**Challenge:** Transcribe the records that follow in their entirety, omitting any pictures.
[Begin]
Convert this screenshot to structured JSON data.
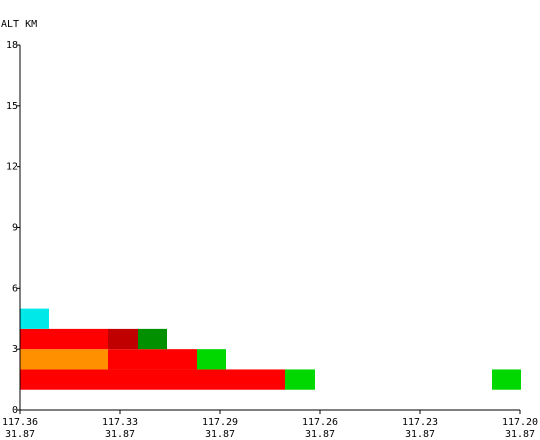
{
  "chart_data": {
    "type": "heatmap",
    "ylabel": "ALT KM",
    "y_ticks": [
      "0",
      "3",
      "6",
      "9",
      "12",
      "15",
      "18"
    ],
    "ylim": [
      0,
      18
    ],
    "x_ticks": [
      {
        "lon": "117.36",
        "lat": "31.87"
      },
      {
        "lon": "117.33",
        "lat": "31.87"
      },
      {
        "lon": "117.29",
        "lat": "31.87"
      },
      {
        "lon": "117.26",
        "lat": "31.87"
      },
      {
        "lon": "117.23",
        "lat": "31.87"
      },
      {
        "lon": "117.20",
        "lat": "31.87"
      }
    ],
    "x_index_range": [
      0,
      5
    ],
    "cells": [
      {
        "x0": 0.0,
        "x1": 2.65,
        "alt0": 1.0,
        "alt1": 2.0,
        "color": "#ff0000"
      },
      {
        "x0": 2.65,
        "x1": 2.95,
        "alt0": 1.0,
        "alt1": 2.0,
        "color": "#00d800"
      },
      {
        "x0": 4.72,
        "x1": 5.01,
        "alt0": 1.0,
        "alt1": 2.0,
        "color": "#00d800"
      },
      {
        "x0": 0.0,
        "x1": 0.88,
        "alt0": 2.0,
        "alt1": 3.0,
        "color": "#ff9000"
      },
      {
        "x0": 0.88,
        "x1": 1.77,
        "alt0": 2.0,
        "alt1": 3.0,
        "color": "#ff0000"
      },
      {
        "x0": 1.77,
        "x1": 2.06,
        "alt0": 2.0,
        "alt1": 3.0,
        "color": "#00d800"
      },
      {
        "x0": 0.0,
        "x1": 0.88,
        "alt0": 3.0,
        "alt1": 4.0,
        "color": "#ff0000"
      },
      {
        "x0": 0.88,
        "x1": 1.18,
        "alt0": 3.0,
        "alt1": 4.0,
        "color": "#c00000"
      },
      {
        "x0": 1.18,
        "x1": 1.47,
        "alt0": 3.0,
        "alt1": 4.0,
        "color": "#009000"
      },
      {
        "x0": 0.0,
        "x1": 0.29,
        "alt0": 4.0,
        "alt1": 5.0,
        "color": "#00e8e8"
      }
    ]
  }
}
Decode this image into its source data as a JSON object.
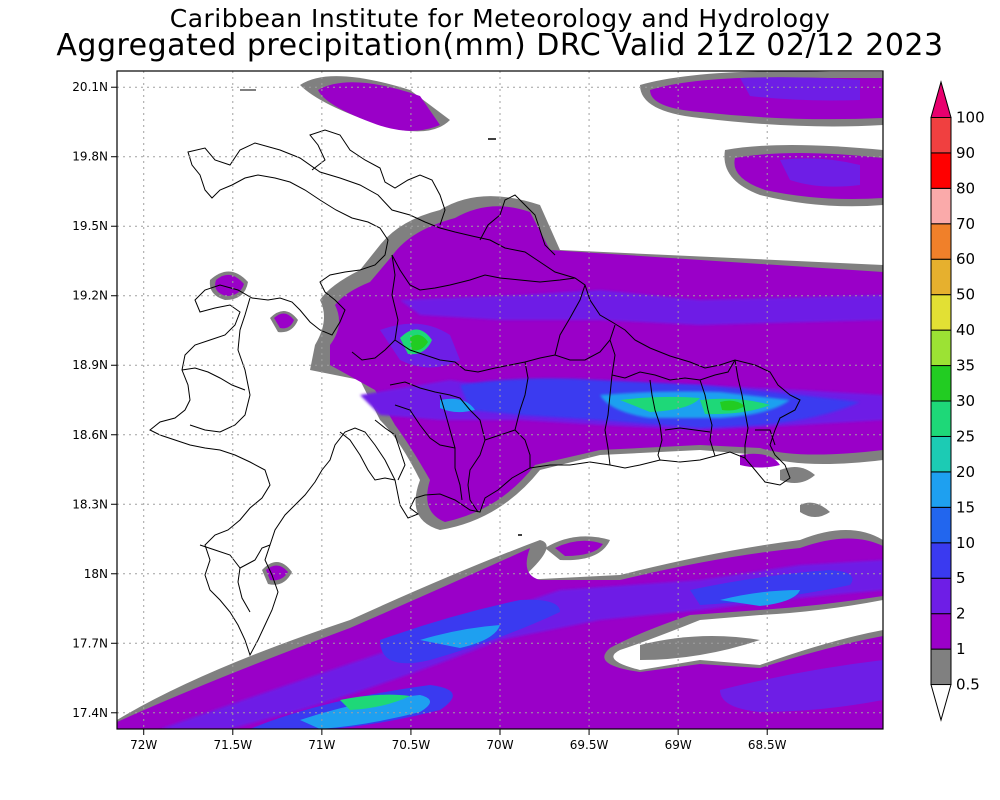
{
  "header": {
    "institute": "Caribbean Institute for Meteorology and Hydrology",
    "product": "Aggregated precipitation(mm) DRC Valid 21Z 02/12 2023"
  },
  "map": {
    "lon_range": [
      -72.15,
      -67.85
    ],
    "lat_range": [
      17.33,
      20.17
    ],
    "lon_ticks": [
      {
        "value": -72.0,
        "label": "72W"
      },
      {
        "value": -71.5,
        "label": "71.5W"
      },
      {
        "value": -71.0,
        "label": "71W"
      },
      {
        "value": -70.5,
        "label": "70.5W"
      },
      {
        "value": -70.0,
        "label": "70W"
      },
      {
        "value": -69.5,
        "label": "69.5W"
      },
      {
        "value": -69.0,
        "label": "69W"
      },
      {
        "value": -68.5,
        "label": "68.5W"
      }
    ],
    "lat_ticks": [
      {
        "value": 20.1,
        "label": "20.1N"
      },
      {
        "value": 19.8,
        "label": "19.8N"
      },
      {
        "value": 19.5,
        "label": "19.5N"
      },
      {
        "value": 19.2,
        "label": "19.2N"
      },
      {
        "value": 18.9,
        "label": "18.9N"
      },
      {
        "value": 18.6,
        "label": "18.6N"
      },
      {
        "value": 18.3,
        "label": "18.3N"
      },
      {
        "value": 18.0,
        "label": "18N"
      },
      {
        "value": 17.7,
        "label": "17.7N"
      },
      {
        "value": 17.4,
        "label": "17.4N"
      }
    ],
    "grid": true,
    "country": "Dominican Republic",
    "legend_position": "right"
  },
  "legend": {
    "bins": [
      {
        "label": "0.5",
        "color": "#ffffff"
      },
      {
        "label": "1",
        "color": "#808080"
      },
      {
        "label": "2",
        "color": "#9a00c8"
      },
      {
        "label": "5",
        "color": "#6e1ee6"
      },
      {
        "label": "10",
        "color": "#3a3af0"
      },
      {
        "label": "15",
        "color": "#2266ee"
      },
      {
        "label": "20",
        "color": "#1ea0f0"
      },
      {
        "label": "25",
        "color": "#1ccbb4"
      },
      {
        "label": "30",
        "color": "#1ed878"
      },
      {
        "label": "35",
        "color": "#22cc22"
      },
      {
        "label": "40",
        "color": "#9ce234"
      },
      {
        "label": "50",
        "color": "#e2e034"
      },
      {
        "label": "60",
        "color": "#e6b02e"
      },
      {
        "label": "70",
        "color": "#f0802a"
      },
      {
        "label": "80",
        "color": "#faaaaa"
      },
      {
        "label": "90",
        "color": "#ff0000"
      },
      {
        "label": "100",
        "color": "#f04040"
      },
      {
        "label": "",
        "color": "#e8006e"
      }
    ]
  }
}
[End]
**Response to the exercise:**
Convert this screenshot to structured JSON data.
{
  "chart_data": {
    "type": "heatmap",
    "ylabel": "ALT KM",
    "y_ticks": [
      "0",
      "3",
      "6",
      "9",
      "12",
      "15",
      "18"
    ],
    "ylim": [
      0,
      18
    ],
    "x_ticks": [
      {
        "lon": "117.36",
        "lat": "31.87"
      },
      {
        "lon": "117.33",
        "lat": "31.87"
      },
      {
        "lon": "117.29",
        "lat": "31.87"
      },
      {
        "lon": "117.26",
        "lat": "31.87"
      },
      {
        "lon": "117.23",
        "lat": "31.87"
      },
      {
        "lon": "117.20",
        "lat": "31.87"
      }
    ],
    "x_index_range": [
      0,
      5
    ],
    "cells": [
      {
        "x0": 0.0,
        "x1": 2.65,
        "alt0": 1.0,
        "alt1": 2.0,
        "color": "#ff0000"
      },
      {
        "x0": 2.65,
        "x1": 2.95,
        "alt0": 1.0,
        "alt1": 2.0,
        "color": "#00d800"
      },
      {
        "x0": 4.72,
        "x1": 5.01,
        "alt0": 1.0,
        "alt1": 2.0,
        "color": "#00d800"
      },
      {
        "x0": 0.0,
        "x1": 0.88,
        "alt0": 2.0,
        "alt1": 3.0,
        "color": "#ff9000"
      },
      {
        "x0": 0.88,
        "x1": 1.77,
        "alt0": 2.0,
        "alt1": 3.0,
        "color": "#ff0000"
      },
      {
        "x0": 1.77,
        "x1": 2.06,
        "alt0": 2.0,
        "alt1": 3.0,
        "color": "#00d800"
      },
      {
        "x0": 0.0,
        "x1": 0.88,
        "alt0": 3.0,
        "alt1": 4.0,
        "color": "#ff0000"
      },
      {
        "x0": 0.88,
        "x1": 1.18,
        "alt0": 3.0,
        "alt1": 4.0,
        "color": "#c00000"
      },
      {
        "x0": 1.18,
        "x1": 1.47,
        "alt0": 3.0,
        "alt1": 4.0,
        "color": "#009000"
      },
      {
        "x0": 0.0,
        "x1": 0.29,
        "alt0": 4.0,
        "alt1": 5.0,
        "color": "#00e8e8"
      }
    ]
  }
}
Decode this image into its source data as a JSON object.
{
  "header": {
    "institute": "Caribbean Institute for Meteorology and Hydrology",
    "product": "Aggregated precipitation(mm) DRC Valid 21Z 02/12 2023"
  },
  "map": {
    "lon_range": [
      -72.15,
      -67.85
    ],
    "lat_range": [
      17.33,
      20.17
    ],
    "lon_ticks": [
      {
        "value": -72.0,
        "label": "72W"
      },
      {
        "value": -71.5,
        "label": "71.5W"
      },
      {
        "value": -71.0,
        "label": "71W"
      },
      {
        "value": -70.5,
        "label": "70.5W"
      },
      {
        "value": -70.0,
        "label": "70W"
      },
      {
        "value": -69.5,
        "label": "69.5W"
      },
      {
        "value": -69.0,
        "label": "69W"
      },
      {
        "value": -68.5,
        "label": "68.5W"
      }
    ],
    "lat_ticks": [
      {
        "value": 20.1,
        "label": "20.1N"
      },
      {
        "value": 19.8,
        "label": "19.8N"
      },
      {
        "value": 19.5,
        "label": "19.5N"
      },
      {
        "value": 19.2,
        "label": "19.2N"
      },
      {
        "value": 18.9,
        "label": "18.9N"
      },
      {
        "value": 18.6,
        "label": "18.6N"
      },
      {
        "value": 18.3,
        "label": "18.3N"
      },
      {
        "value": 18.0,
        "label": "18N"
      },
      {
        "value": 17.7,
        "label": "17.7N"
      },
      {
        "value": 17.4,
        "label": "17.4N"
      }
    ],
    "grid": true,
    "country": "Dominican Republic",
    "legend_position": "right"
  },
  "legend": {
    "bins": [
      {
        "label": "0.5",
        "color": "#ffffff"
      },
      {
        "label": "1",
        "color": "#808080"
      },
      {
        "label": "2",
        "color": "#9a00c8"
      },
      {
        "label": "5",
        "color": "#6e1ee6"
      },
      {
        "label": "10",
        "color": "#3a3af0"
      },
      {
        "label": "15",
        "color": "#2266ee"
      },
      {
        "label": "20",
        "color": "#1ea0f0"
      },
      {
        "label": "25",
        "color": "#1ccbb4"
      },
      {
        "label": "30",
        "color": "#1ed878"
      },
      {
        "label": "35",
        "color": "#22cc22"
      },
      {
        "label": "40",
        "color": "#9ce234"
      },
      {
        "label": "50",
        "color": "#e2e034"
      },
      {
        "label": "60",
        "color": "#e6b02e"
      },
      {
        "label": "70",
        "color": "#f0802a"
      },
      {
        "label": "80",
        "color": "#faaaaa"
      },
      {
        "label": "90",
        "color": "#ff0000"
      },
      {
        "label": "100",
        "color": "#f04040"
      },
      {
        "label": "",
        "color": "#e8006e"
      }
    ]
  }
}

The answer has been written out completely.